◆ **EXERCISE GOAL**:
Which lines hold the word "Contractor"? Copy each one.

◆ **SOURCE MATERIAL**:
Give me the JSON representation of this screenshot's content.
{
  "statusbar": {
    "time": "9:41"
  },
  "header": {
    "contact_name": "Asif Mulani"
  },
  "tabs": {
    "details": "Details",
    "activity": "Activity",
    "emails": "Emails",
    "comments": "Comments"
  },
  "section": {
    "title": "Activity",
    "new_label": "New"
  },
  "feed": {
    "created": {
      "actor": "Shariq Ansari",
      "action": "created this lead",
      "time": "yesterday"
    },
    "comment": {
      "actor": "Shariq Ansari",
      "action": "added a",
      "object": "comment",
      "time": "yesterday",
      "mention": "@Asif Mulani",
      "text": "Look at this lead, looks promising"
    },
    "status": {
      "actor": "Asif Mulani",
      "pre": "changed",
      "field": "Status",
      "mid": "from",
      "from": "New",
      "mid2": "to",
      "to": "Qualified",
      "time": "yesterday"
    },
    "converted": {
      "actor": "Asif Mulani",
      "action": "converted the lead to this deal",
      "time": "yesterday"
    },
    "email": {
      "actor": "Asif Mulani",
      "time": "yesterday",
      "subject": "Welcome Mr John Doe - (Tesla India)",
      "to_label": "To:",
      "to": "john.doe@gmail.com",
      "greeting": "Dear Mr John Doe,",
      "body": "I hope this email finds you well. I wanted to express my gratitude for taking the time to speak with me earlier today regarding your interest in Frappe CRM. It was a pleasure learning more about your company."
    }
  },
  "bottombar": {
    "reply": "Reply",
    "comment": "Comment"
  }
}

...

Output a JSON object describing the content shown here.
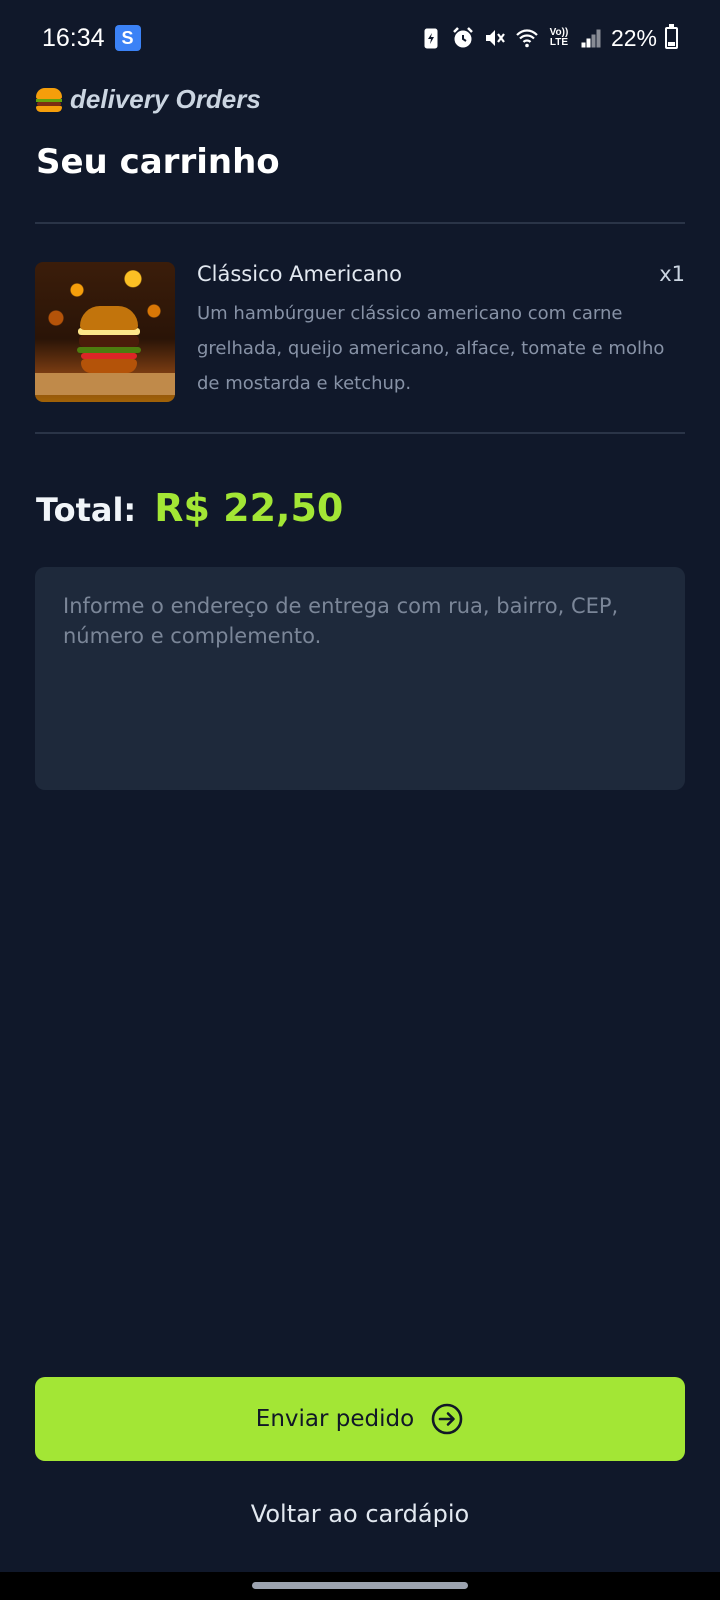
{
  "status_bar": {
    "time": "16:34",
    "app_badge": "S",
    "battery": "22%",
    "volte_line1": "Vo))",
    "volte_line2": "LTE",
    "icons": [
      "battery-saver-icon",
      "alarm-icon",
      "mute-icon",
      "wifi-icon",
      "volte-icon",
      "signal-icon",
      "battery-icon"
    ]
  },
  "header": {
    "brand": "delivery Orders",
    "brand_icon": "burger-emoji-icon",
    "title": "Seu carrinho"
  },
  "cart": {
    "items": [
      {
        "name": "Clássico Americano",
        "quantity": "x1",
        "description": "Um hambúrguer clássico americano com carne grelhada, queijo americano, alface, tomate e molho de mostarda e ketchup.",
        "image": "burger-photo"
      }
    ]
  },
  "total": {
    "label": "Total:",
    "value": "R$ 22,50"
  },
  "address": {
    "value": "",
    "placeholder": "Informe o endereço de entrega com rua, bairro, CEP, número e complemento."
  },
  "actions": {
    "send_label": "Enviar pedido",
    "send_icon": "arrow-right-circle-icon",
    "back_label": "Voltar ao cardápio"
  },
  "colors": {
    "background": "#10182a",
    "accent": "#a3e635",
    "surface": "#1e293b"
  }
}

* * *

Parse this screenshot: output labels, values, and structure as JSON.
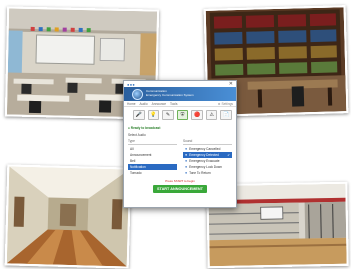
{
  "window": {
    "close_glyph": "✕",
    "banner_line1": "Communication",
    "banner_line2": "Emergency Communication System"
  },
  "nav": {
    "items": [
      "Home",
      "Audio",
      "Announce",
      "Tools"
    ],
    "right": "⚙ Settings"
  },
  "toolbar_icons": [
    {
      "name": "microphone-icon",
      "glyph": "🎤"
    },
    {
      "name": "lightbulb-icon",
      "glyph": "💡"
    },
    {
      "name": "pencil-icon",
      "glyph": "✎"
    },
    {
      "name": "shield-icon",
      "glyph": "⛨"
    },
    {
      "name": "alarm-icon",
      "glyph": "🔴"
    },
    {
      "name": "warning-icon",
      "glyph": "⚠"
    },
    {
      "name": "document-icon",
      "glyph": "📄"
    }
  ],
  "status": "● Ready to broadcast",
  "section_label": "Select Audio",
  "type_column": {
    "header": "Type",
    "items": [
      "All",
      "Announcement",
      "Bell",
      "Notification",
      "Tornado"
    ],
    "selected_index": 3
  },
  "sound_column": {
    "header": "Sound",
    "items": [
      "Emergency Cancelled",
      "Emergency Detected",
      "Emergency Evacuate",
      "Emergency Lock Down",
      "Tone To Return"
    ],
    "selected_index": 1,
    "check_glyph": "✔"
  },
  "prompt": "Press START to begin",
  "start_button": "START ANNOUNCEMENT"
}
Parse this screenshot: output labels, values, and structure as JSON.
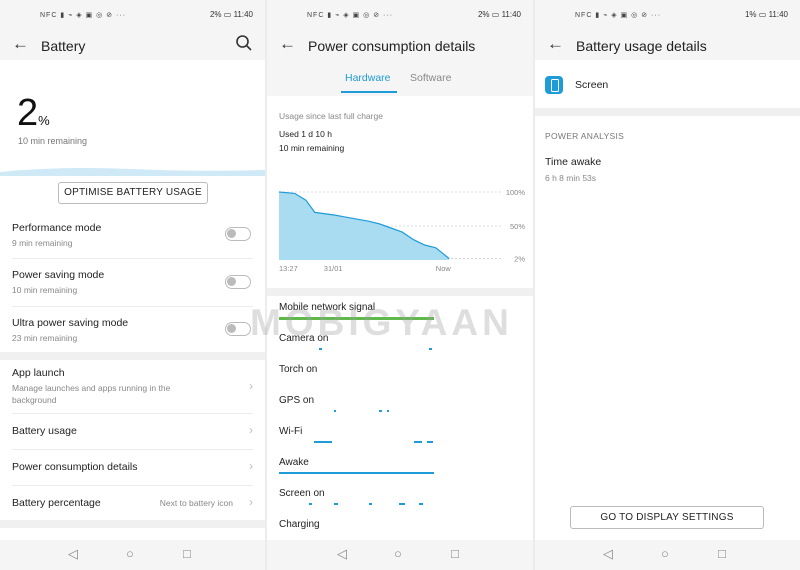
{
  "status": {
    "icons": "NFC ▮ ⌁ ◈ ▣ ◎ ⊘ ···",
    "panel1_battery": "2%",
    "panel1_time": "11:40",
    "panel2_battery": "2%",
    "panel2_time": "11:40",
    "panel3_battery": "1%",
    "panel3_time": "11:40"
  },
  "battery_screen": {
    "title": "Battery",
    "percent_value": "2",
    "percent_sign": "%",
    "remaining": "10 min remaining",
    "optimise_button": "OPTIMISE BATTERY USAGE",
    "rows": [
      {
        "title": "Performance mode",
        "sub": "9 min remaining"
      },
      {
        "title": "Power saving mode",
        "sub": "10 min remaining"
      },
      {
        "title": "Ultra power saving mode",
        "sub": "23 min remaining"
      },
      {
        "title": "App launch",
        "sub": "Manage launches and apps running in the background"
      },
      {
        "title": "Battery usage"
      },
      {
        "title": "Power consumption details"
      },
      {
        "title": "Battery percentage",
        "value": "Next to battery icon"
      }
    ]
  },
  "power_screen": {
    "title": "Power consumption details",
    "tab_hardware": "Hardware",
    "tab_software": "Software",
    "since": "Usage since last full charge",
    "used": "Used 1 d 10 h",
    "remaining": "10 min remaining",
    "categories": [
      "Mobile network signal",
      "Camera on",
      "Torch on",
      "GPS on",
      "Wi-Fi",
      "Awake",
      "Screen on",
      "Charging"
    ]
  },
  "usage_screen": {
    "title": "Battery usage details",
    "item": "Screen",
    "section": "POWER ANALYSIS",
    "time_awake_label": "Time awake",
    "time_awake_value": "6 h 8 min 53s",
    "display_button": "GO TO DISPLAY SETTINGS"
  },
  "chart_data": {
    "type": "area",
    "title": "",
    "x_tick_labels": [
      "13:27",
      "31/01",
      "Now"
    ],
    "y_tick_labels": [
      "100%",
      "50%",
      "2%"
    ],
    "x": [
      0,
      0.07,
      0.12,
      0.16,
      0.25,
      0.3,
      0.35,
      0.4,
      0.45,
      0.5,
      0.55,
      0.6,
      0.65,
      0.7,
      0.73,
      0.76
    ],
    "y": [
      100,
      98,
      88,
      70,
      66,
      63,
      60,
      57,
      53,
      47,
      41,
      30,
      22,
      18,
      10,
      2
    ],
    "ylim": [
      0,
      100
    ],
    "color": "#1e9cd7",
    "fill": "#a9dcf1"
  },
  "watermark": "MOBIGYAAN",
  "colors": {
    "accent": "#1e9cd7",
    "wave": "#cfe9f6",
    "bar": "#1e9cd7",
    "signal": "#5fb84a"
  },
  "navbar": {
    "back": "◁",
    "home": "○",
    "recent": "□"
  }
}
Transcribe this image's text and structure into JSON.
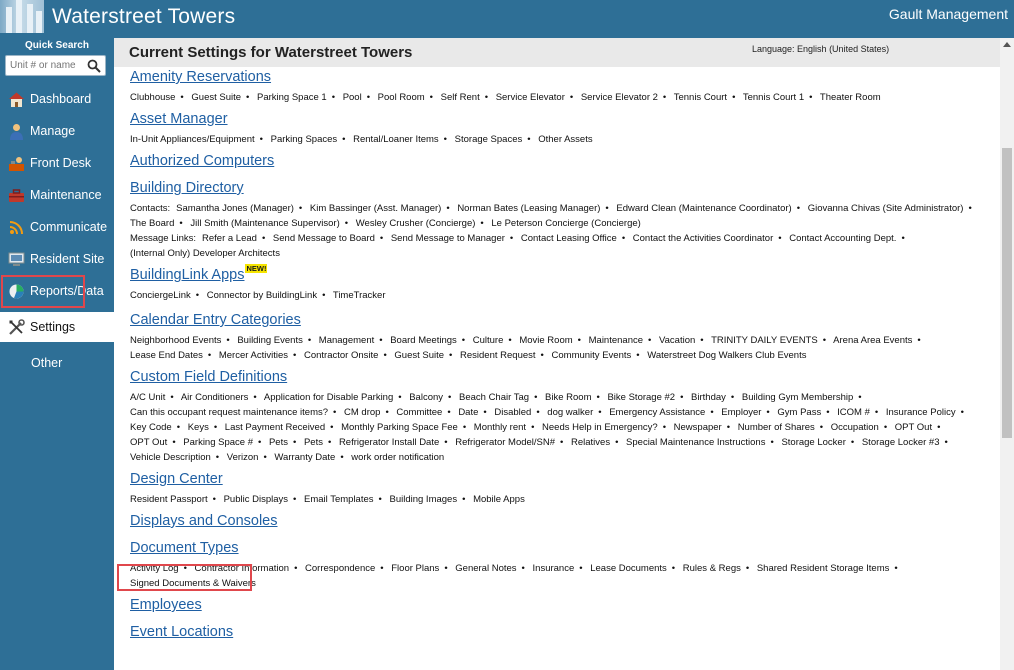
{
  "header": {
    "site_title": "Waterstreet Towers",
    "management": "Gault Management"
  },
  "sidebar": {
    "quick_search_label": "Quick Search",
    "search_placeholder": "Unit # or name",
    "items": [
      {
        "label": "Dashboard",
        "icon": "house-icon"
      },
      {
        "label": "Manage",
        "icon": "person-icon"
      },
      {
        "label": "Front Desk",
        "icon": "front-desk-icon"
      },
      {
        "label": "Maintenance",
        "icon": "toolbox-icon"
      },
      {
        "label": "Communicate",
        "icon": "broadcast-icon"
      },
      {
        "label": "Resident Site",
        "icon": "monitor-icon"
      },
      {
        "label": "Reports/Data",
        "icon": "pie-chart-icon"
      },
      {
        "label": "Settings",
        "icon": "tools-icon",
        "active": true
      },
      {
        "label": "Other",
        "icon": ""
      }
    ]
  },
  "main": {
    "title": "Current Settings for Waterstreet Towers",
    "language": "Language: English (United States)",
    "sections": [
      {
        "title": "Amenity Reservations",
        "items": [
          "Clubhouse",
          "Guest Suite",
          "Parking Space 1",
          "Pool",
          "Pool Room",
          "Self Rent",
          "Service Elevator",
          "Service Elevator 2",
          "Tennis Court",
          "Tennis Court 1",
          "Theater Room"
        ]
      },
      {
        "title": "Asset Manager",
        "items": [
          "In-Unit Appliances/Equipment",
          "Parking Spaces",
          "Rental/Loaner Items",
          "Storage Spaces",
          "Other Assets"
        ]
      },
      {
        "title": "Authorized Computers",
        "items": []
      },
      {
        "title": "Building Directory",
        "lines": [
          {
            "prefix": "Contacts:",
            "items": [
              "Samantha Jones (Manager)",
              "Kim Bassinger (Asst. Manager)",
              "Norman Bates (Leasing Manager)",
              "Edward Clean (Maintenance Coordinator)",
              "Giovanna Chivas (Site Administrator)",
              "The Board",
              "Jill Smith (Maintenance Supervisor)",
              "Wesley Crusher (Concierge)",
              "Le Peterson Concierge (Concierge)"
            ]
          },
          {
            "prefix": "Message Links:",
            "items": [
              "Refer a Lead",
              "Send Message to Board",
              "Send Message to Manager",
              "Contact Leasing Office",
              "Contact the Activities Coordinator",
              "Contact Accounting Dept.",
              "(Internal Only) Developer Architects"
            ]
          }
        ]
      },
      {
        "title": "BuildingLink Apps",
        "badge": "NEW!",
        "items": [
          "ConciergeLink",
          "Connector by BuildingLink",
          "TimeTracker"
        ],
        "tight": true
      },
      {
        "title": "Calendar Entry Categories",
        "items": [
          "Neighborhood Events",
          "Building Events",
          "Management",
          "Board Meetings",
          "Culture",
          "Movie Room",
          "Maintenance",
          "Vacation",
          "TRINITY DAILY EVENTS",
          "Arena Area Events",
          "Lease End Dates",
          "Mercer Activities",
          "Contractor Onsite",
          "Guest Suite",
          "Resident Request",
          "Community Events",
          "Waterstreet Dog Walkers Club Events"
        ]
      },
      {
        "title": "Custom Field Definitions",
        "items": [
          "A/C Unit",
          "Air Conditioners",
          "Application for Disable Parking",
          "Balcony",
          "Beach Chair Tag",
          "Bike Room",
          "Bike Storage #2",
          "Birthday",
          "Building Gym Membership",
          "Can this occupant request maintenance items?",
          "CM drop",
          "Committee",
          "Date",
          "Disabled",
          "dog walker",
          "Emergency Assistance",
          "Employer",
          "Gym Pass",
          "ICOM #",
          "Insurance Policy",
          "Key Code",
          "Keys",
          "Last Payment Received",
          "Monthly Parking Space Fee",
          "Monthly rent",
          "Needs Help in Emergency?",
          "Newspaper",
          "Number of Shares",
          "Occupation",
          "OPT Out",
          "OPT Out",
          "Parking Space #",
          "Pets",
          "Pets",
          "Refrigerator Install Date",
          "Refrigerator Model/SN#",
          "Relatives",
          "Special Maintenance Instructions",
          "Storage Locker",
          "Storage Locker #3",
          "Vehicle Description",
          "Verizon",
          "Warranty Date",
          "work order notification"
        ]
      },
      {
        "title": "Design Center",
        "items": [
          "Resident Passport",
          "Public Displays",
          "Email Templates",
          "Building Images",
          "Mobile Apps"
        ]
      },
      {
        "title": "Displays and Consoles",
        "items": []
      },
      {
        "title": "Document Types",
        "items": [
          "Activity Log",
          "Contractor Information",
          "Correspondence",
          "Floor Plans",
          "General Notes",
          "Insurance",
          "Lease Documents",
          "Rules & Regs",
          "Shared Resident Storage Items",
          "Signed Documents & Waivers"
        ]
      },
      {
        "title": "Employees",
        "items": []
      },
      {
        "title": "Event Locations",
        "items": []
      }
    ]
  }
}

◆ **ANSWER TO THE TASK**:
          "Contractor Onsite",
          "Contractor Information",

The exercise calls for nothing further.